_DATA RECORDS_
— begin —
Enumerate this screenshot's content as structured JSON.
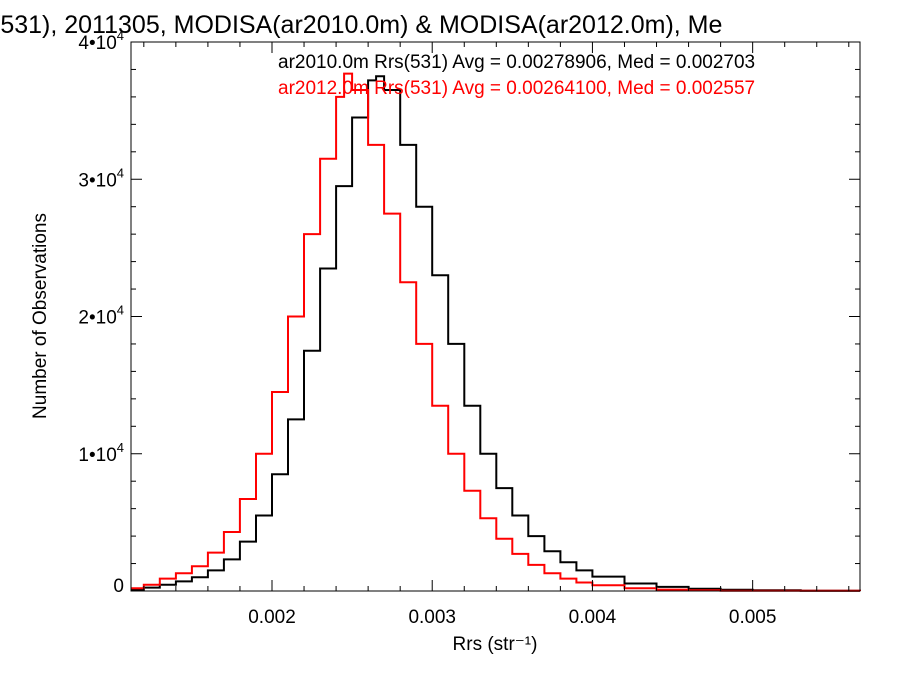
{
  "chart_data": {
    "type": "line",
    "title": "(531), 2011305, MODISA(ar2010.0m) & MODISA(ar2012.0m), Me",
    "xlabel": "Rrs (str⁻¹)",
    "ylabel": "Number of Observations",
    "xlim": [
      0.00112,
      0.00567
    ],
    "ylim": [
      0,
      40000
    ],
    "x_ticks": [
      {
        "value": 0.002,
        "label": "0.002"
      },
      {
        "value": 0.003,
        "label": "0.003"
      },
      {
        "value": 0.004,
        "label": "0.004"
      },
      {
        "value": 0.005,
        "label": "0.005"
      }
    ],
    "y_ticks": [
      {
        "value": 0,
        "label": "0"
      },
      {
        "value": 10000,
        "label": "1•10",
        "exp": "4"
      },
      {
        "value": 20000,
        "label": "2•10",
        "exp": "4"
      },
      {
        "value": 30000,
        "label": "3•10",
        "exp": "4"
      },
      {
        "value": 40000,
        "label": "4•10",
        "exp": "4"
      }
    ],
    "legend_placement": "top-right",
    "series": [
      {
        "name": "ar2010.0m Rrs(531) Avg = 0.00278906, Med = 0.002703",
        "color": "#000000",
        "x": [
          0.00112,
          0.0012,
          0.0013,
          0.0014,
          0.0015,
          0.0016,
          0.0017,
          0.0018,
          0.0019,
          0.002,
          0.0021,
          0.0022,
          0.0023,
          0.0024,
          0.0025,
          0.0026,
          0.00265,
          0.0027,
          0.0028,
          0.0029,
          0.003,
          0.0031,
          0.0032,
          0.0033,
          0.0034,
          0.0035,
          0.0036,
          0.0037,
          0.0038,
          0.0039,
          0.004,
          0.0042,
          0.0044,
          0.0046,
          0.0048,
          0.005,
          0.0053,
          0.00567
        ],
        "y": [
          100,
          250,
          450,
          700,
          1000,
          1500,
          2300,
          3600,
          5500,
          8500,
          12500,
          17500,
          23500,
          29500,
          34500,
          37200,
          37500,
          36500,
          32500,
          28000,
          23000,
          18000,
          13500,
          10000,
          7500,
          5500,
          4000,
          2900,
          2100,
          1500,
          1050,
          550,
          300,
          160,
          90,
          50,
          20,
          0
        ]
      },
      {
        "name": "ar2012.0m Rrs(531) Avg = 0.00264100, Med = 0.002557",
        "color": "#ff0000",
        "x": [
          0.00112,
          0.0012,
          0.0013,
          0.0014,
          0.0015,
          0.0016,
          0.0017,
          0.0018,
          0.0019,
          0.002,
          0.0021,
          0.0022,
          0.0023,
          0.0024,
          0.00245,
          0.0025,
          0.0026,
          0.0027,
          0.0028,
          0.0029,
          0.003,
          0.0031,
          0.0032,
          0.0033,
          0.0034,
          0.0035,
          0.0036,
          0.0037,
          0.0038,
          0.0039,
          0.004,
          0.0042,
          0.0044,
          0.0046,
          0.0048,
          0.00567
        ],
        "y": [
          200,
          450,
          900,
          1300,
          1800,
          2800,
          4300,
          6700,
          10000,
          14500,
          20000,
          26000,
          31500,
          36000,
          37700,
          36500,
          32500,
          27500,
          22500,
          18000,
          13500,
          10000,
          7300,
          5300,
          3800,
          2700,
          1900,
          1300,
          900,
          620,
          420,
          200,
          100,
          50,
          25,
          0
        ]
      }
    ]
  }
}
— end —
_CHALLENGE_
Nothing in the entries above should change when they are printed again, except that the pictures are dropped.

_REPLY_
Enumerate this screenshot's content as structured JSON.
{
  "chart_data": {
    "type": "line",
    "title": "(531), 2011305, MODISA(ar2010.0m) & MODISA(ar2012.0m), Me",
    "xlabel": "Rrs (str⁻¹)",
    "ylabel": "Number of Observations",
    "xlim": [
      0.00112,
      0.00567
    ],
    "ylim": [
      0,
      40000
    ],
    "x_ticks": [
      {
        "value": 0.002,
        "label": "0.002"
      },
      {
        "value": 0.003,
        "label": "0.003"
      },
      {
        "value": 0.004,
        "label": "0.004"
      },
      {
        "value": 0.005,
        "label": "0.005"
      }
    ],
    "y_ticks": [
      {
        "value": 0,
        "label": "0"
      },
      {
        "value": 10000,
        "label": "1•10",
        "exp": "4"
      },
      {
        "value": 20000,
        "label": "2•10",
        "exp": "4"
      },
      {
        "value": 30000,
        "label": "3•10",
        "exp": "4"
      },
      {
        "value": 40000,
        "label": "4•10",
        "exp": "4"
      }
    ],
    "legend_placement": "top-right",
    "series": [
      {
        "name": "ar2010.0m Rrs(531) Avg = 0.00278906, Med = 0.002703",
        "color": "#000000",
        "x": [
          0.00112,
          0.0012,
          0.0013,
          0.0014,
          0.0015,
          0.0016,
          0.0017,
          0.0018,
          0.0019,
          0.002,
          0.0021,
          0.0022,
          0.0023,
          0.0024,
          0.0025,
          0.0026,
          0.00265,
          0.0027,
          0.0028,
          0.0029,
          0.003,
          0.0031,
          0.0032,
          0.0033,
          0.0034,
          0.0035,
          0.0036,
          0.0037,
          0.0038,
          0.0039,
          0.004,
          0.0042,
          0.0044,
          0.0046,
          0.0048,
          0.005,
          0.0053,
          0.00567
        ],
        "y": [
          100,
          250,
          450,
          700,
          1000,
          1500,
          2300,
          3600,
          5500,
          8500,
          12500,
          17500,
          23500,
          29500,
          34500,
          37200,
          37500,
          36500,
          32500,
          28000,
          23000,
          18000,
          13500,
          10000,
          7500,
          5500,
          4000,
          2900,
          2100,
          1500,
          1050,
          550,
          300,
          160,
          90,
          50,
          20,
          0
        ]
      },
      {
        "name": "ar2012.0m Rrs(531) Avg = 0.00264100, Med = 0.002557",
        "color": "#ff0000",
        "x": [
          0.00112,
          0.0012,
          0.0013,
          0.0014,
          0.0015,
          0.0016,
          0.0017,
          0.0018,
          0.0019,
          0.002,
          0.0021,
          0.0022,
          0.0023,
          0.0024,
          0.00245,
          0.0025,
          0.0026,
          0.0027,
          0.0028,
          0.0029,
          0.003,
          0.0031,
          0.0032,
          0.0033,
          0.0034,
          0.0035,
          0.0036,
          0.0037,
          0.0038,
          0.0039,
          0.004,
          0.0042,
          0.0044,
          0.0046,
          0.0048,
          0.00567
        ],
        "y": [
          200,
          450,
          900,
          1300,
          1800,
          2800,
          4300,
          6700,
          10000,
          14500,
          20000,
          26000,
          31500,
          36000,
          37700,
          36500,
          32500,
          27500,
          22500,
          18000,
          13500,
          10000,
          7300,
          5300,
          3800,
          2700,
          1900,
          1300,
          900,
          620,
          420,
          200,
          100,
          50,
          25,
          0
        ]
      }
    ]
  }
}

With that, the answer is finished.